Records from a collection
------------------------------------------------

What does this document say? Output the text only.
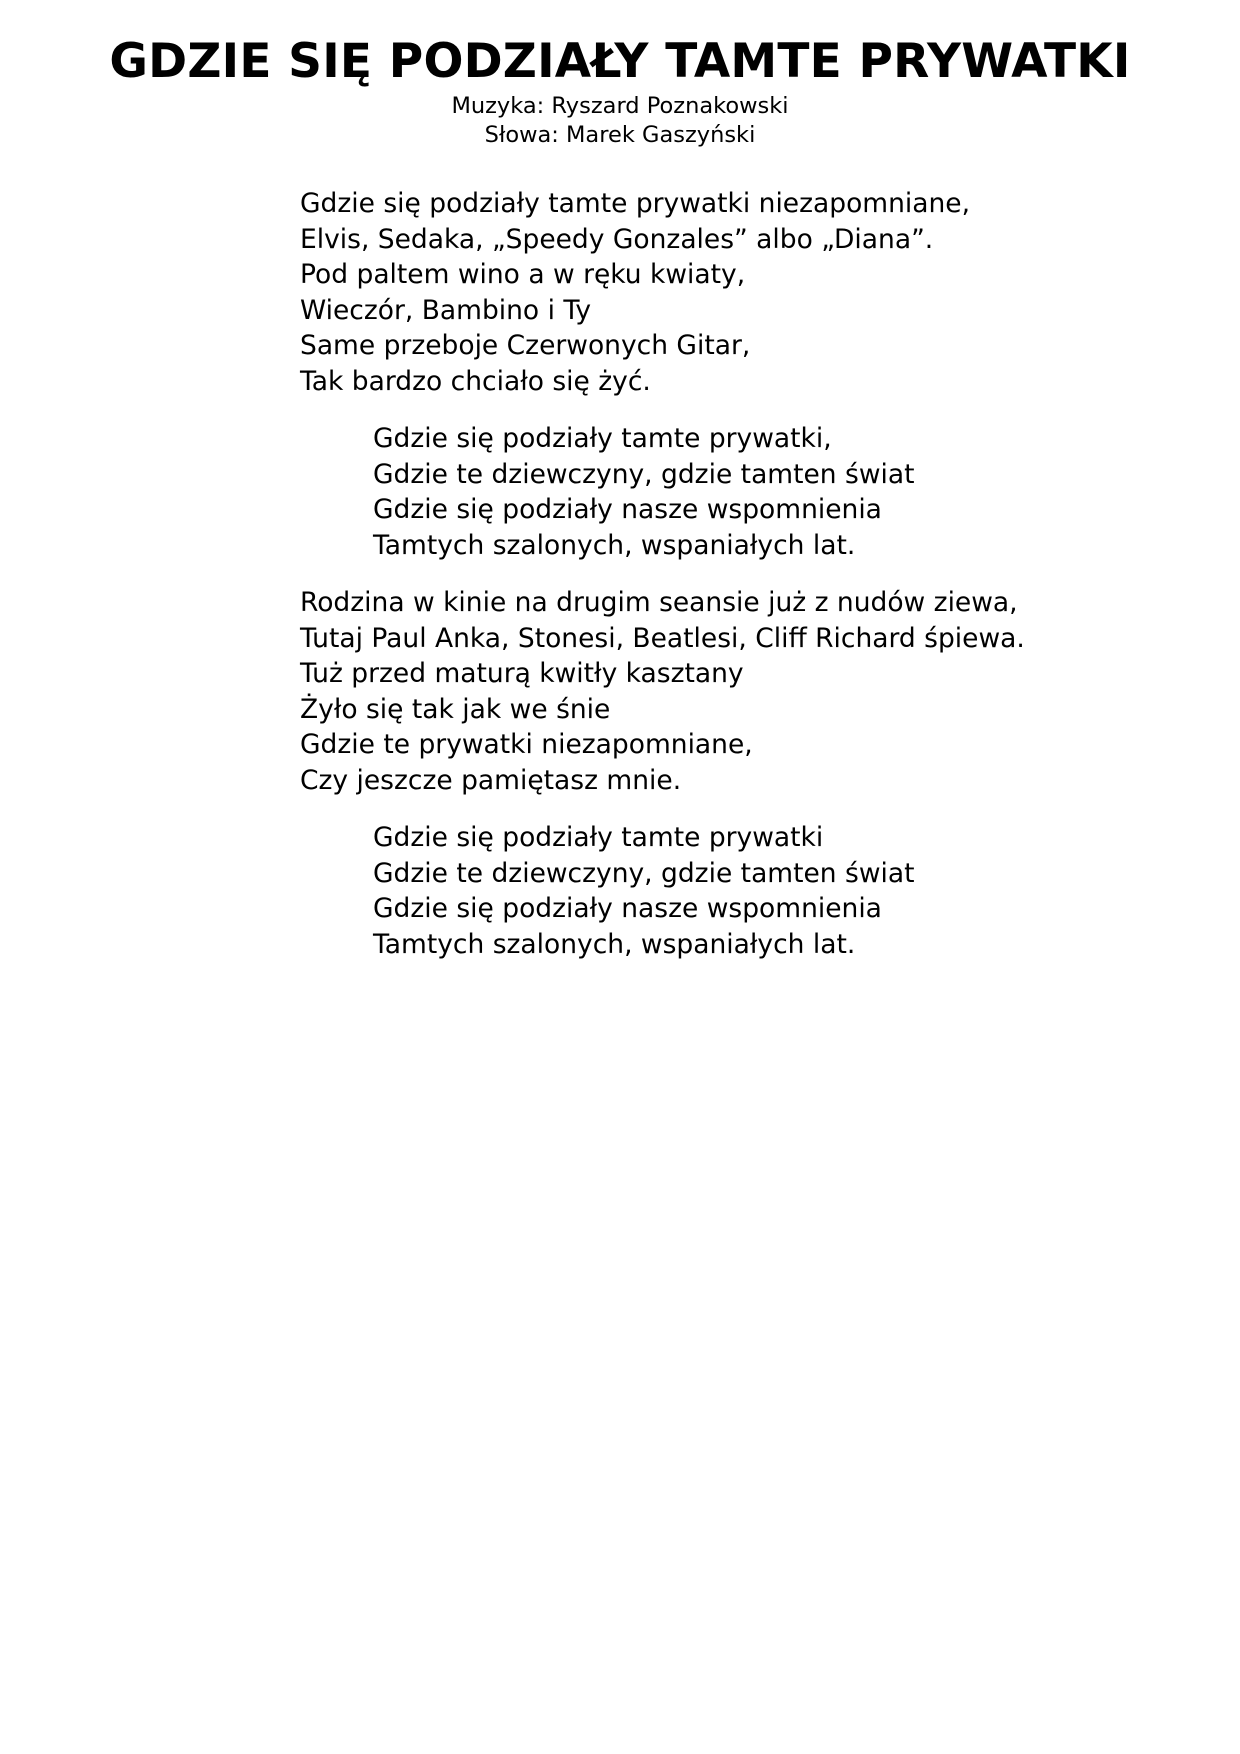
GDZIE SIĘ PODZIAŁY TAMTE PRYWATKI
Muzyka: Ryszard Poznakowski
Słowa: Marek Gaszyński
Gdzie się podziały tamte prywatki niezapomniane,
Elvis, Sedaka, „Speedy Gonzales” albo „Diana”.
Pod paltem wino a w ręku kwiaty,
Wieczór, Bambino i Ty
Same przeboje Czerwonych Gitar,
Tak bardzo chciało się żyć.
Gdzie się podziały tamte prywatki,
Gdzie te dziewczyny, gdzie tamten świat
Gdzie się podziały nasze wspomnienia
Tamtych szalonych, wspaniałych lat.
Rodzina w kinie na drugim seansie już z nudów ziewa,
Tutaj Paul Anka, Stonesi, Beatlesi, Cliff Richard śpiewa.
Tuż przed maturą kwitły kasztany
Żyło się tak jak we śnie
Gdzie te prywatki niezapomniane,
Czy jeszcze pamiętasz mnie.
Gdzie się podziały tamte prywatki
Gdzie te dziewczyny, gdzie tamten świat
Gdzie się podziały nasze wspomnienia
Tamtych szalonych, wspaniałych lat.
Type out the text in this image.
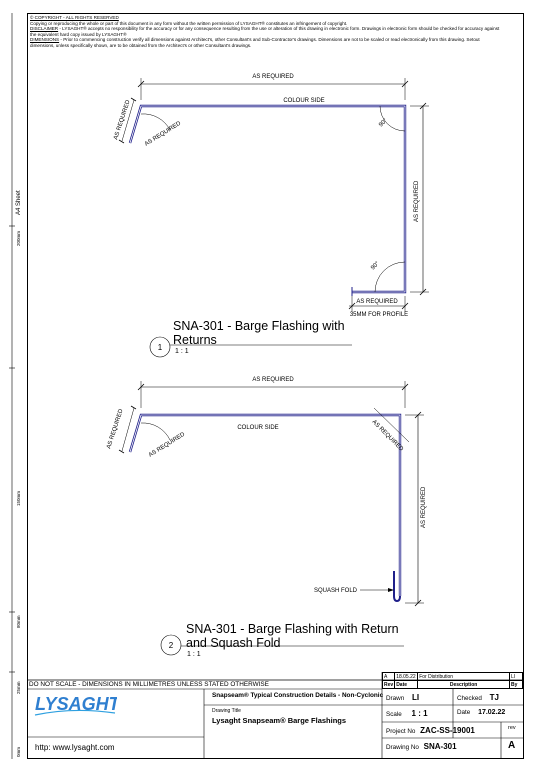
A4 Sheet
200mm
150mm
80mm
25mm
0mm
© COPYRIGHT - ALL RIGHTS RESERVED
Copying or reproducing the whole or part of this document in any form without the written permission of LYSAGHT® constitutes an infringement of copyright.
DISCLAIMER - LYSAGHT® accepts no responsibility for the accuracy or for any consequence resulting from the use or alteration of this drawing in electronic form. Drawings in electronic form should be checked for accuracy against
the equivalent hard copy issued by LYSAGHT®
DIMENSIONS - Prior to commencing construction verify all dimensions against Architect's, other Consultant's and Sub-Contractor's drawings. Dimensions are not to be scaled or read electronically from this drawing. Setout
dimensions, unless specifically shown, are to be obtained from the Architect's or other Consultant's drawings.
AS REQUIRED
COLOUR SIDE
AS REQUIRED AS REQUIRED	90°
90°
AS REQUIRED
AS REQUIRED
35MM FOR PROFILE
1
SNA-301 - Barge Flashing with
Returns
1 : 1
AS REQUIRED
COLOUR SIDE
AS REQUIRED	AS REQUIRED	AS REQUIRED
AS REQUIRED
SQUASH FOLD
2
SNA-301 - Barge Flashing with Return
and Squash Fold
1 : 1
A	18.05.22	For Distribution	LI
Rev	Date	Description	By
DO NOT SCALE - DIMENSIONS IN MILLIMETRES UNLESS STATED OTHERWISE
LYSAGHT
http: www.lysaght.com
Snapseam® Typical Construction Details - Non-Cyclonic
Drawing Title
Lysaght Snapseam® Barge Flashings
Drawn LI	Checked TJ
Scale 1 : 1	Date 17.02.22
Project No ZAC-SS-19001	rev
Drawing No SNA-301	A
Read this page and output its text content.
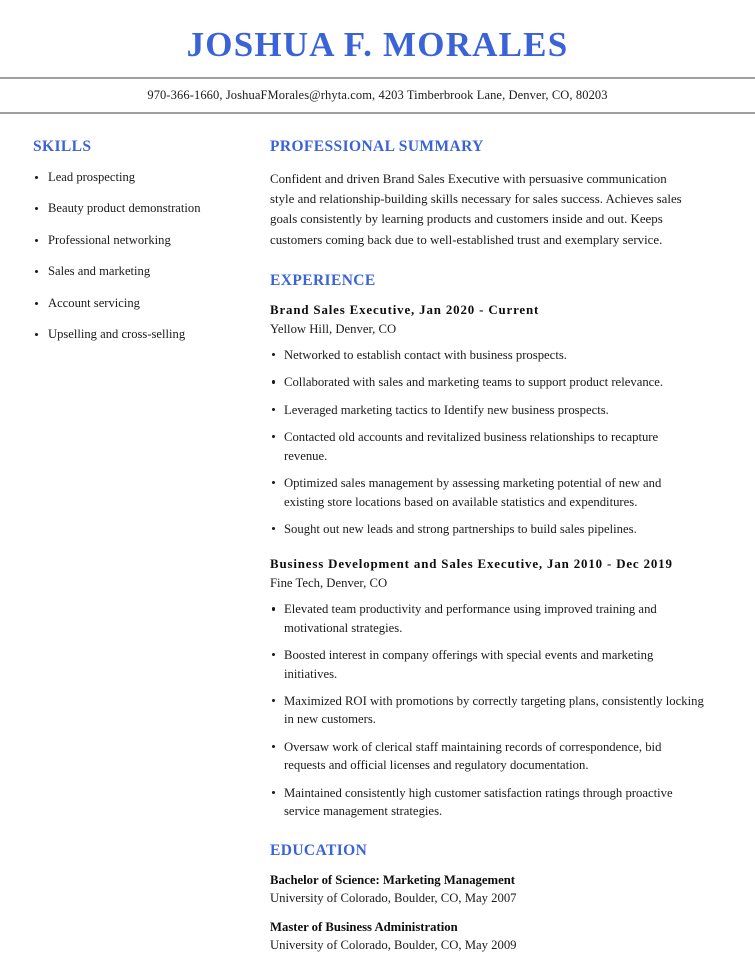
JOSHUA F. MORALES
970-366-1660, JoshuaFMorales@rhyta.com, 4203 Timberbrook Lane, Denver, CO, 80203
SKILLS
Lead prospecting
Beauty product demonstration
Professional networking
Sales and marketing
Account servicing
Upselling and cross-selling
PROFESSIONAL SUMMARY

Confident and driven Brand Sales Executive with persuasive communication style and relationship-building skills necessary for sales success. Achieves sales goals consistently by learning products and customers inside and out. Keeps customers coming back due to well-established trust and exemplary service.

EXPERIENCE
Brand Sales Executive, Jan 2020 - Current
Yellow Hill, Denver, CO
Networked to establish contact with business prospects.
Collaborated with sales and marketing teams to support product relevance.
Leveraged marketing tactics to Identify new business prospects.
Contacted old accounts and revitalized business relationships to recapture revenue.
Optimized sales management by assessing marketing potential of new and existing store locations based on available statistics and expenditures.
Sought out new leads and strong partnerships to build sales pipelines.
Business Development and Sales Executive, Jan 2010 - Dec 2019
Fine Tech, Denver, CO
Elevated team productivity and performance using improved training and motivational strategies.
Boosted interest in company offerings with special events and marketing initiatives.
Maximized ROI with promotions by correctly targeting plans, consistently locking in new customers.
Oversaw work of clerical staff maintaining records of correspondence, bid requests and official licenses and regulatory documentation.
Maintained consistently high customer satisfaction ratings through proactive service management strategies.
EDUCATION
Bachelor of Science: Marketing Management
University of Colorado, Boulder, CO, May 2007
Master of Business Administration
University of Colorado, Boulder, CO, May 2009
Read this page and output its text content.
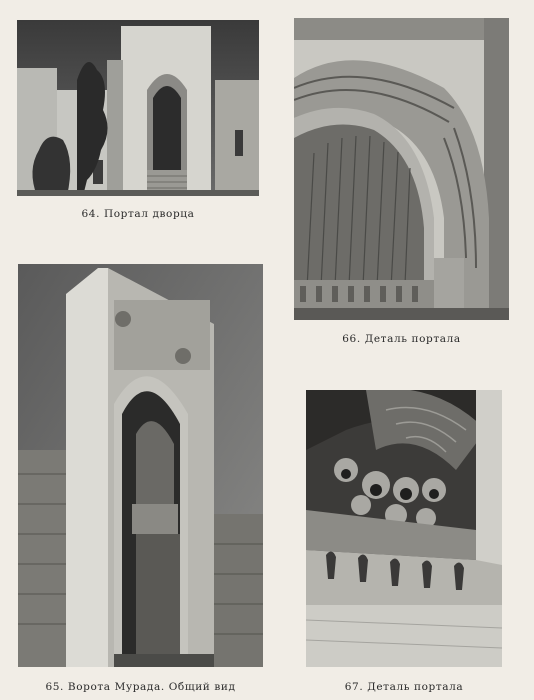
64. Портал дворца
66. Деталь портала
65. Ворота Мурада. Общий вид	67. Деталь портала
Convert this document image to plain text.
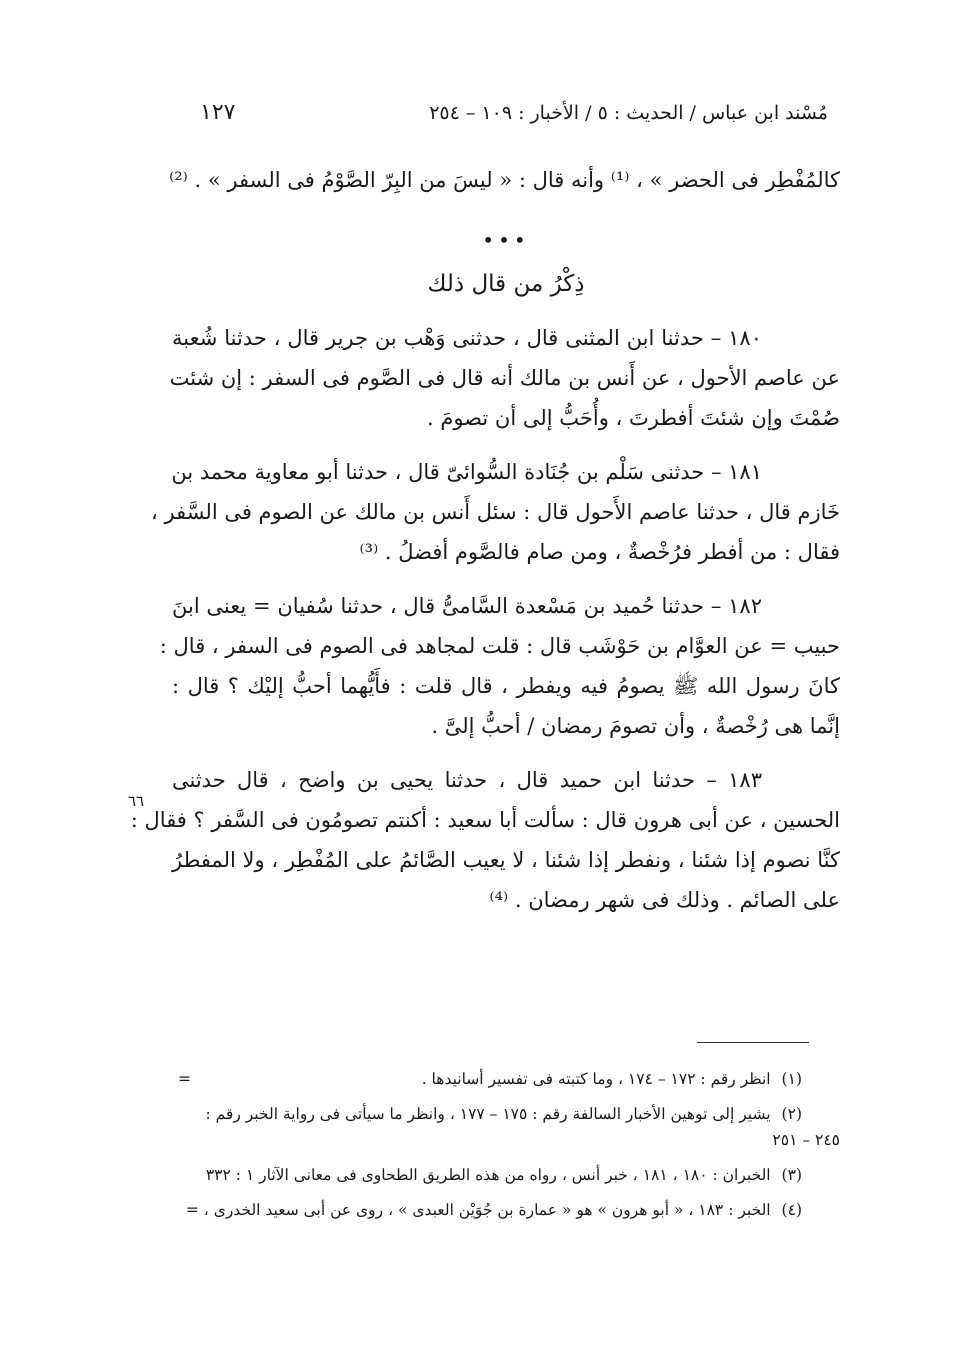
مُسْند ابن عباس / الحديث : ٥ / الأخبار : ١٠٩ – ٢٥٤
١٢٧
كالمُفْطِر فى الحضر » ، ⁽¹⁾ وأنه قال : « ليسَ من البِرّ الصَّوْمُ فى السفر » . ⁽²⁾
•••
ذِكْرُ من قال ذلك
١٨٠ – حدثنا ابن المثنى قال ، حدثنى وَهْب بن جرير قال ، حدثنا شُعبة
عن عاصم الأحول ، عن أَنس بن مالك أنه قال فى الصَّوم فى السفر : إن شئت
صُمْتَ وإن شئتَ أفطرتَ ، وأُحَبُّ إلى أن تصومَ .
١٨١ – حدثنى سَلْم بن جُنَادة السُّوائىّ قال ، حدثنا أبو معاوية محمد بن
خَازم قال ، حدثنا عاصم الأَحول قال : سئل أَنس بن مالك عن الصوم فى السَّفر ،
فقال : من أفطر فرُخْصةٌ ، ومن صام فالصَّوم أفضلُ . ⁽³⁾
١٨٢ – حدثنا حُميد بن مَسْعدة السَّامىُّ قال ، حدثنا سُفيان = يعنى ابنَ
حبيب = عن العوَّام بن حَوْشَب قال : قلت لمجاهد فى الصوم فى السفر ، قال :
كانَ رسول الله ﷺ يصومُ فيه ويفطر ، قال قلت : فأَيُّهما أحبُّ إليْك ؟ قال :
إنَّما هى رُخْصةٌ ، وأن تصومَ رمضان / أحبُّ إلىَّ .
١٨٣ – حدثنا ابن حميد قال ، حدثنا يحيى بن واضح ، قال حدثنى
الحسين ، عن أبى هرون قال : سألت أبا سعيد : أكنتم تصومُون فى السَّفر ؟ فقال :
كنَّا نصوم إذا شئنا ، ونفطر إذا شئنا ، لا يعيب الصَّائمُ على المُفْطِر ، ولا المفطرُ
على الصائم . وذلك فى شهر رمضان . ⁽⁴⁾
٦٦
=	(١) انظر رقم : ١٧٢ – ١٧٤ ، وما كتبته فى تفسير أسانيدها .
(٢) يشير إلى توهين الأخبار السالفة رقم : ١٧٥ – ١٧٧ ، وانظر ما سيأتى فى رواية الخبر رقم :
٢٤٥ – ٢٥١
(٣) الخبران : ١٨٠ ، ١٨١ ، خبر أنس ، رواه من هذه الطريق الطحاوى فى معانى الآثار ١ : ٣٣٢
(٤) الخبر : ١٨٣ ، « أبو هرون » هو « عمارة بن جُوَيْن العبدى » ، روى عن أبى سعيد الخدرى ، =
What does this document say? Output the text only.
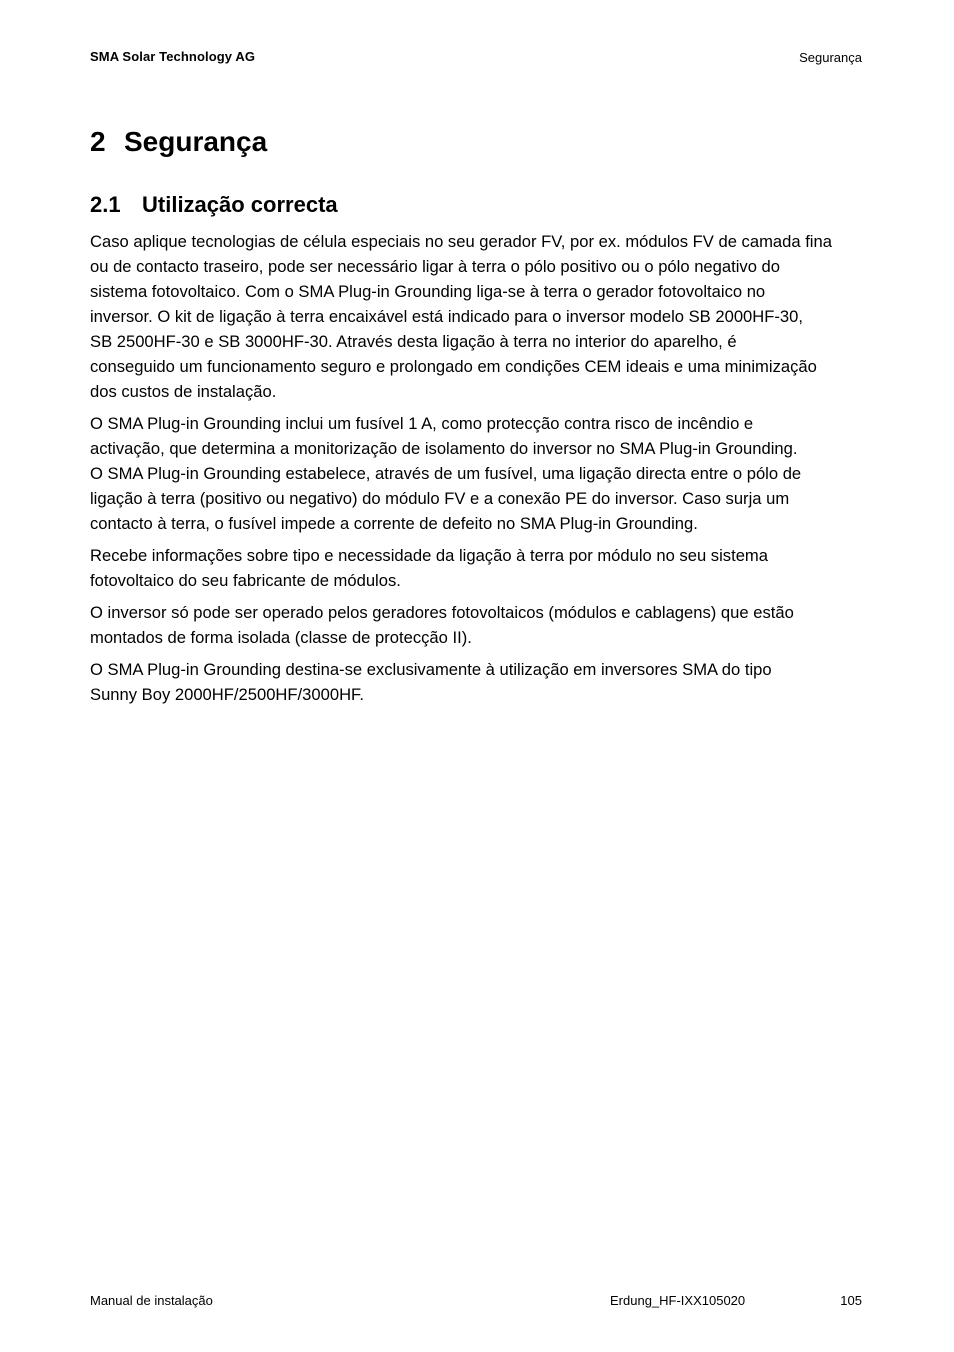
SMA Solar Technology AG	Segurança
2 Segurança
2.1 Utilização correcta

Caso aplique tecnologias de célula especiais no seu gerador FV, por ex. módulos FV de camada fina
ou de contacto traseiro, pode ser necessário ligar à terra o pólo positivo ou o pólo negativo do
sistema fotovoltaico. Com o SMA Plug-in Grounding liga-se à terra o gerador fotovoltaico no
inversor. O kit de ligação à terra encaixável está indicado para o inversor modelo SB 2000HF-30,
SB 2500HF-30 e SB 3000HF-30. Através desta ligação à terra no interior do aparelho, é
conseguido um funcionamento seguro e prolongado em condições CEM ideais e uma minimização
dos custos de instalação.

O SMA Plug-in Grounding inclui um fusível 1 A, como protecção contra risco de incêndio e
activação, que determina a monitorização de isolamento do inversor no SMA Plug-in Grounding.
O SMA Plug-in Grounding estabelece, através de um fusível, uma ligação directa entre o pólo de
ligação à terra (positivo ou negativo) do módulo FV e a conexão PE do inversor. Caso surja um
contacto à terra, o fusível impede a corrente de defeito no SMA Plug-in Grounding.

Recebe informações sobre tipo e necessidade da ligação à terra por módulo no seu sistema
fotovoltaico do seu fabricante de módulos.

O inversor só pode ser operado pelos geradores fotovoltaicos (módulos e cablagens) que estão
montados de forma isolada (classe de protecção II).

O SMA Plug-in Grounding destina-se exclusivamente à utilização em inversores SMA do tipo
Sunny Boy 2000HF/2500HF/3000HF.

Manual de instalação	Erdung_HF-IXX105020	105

------------------------------------------------

Brief:
Reproduce every line of the listing above in which the string "contacto" appears.

Solution to the exercise:
ou de contacto traseiro, pode ser necessário ligar à terra o pólo positivo ou o pólo negativo do
contacto à terra, o fusível impede a corrente de defeito no SMA Plug-in Grounding.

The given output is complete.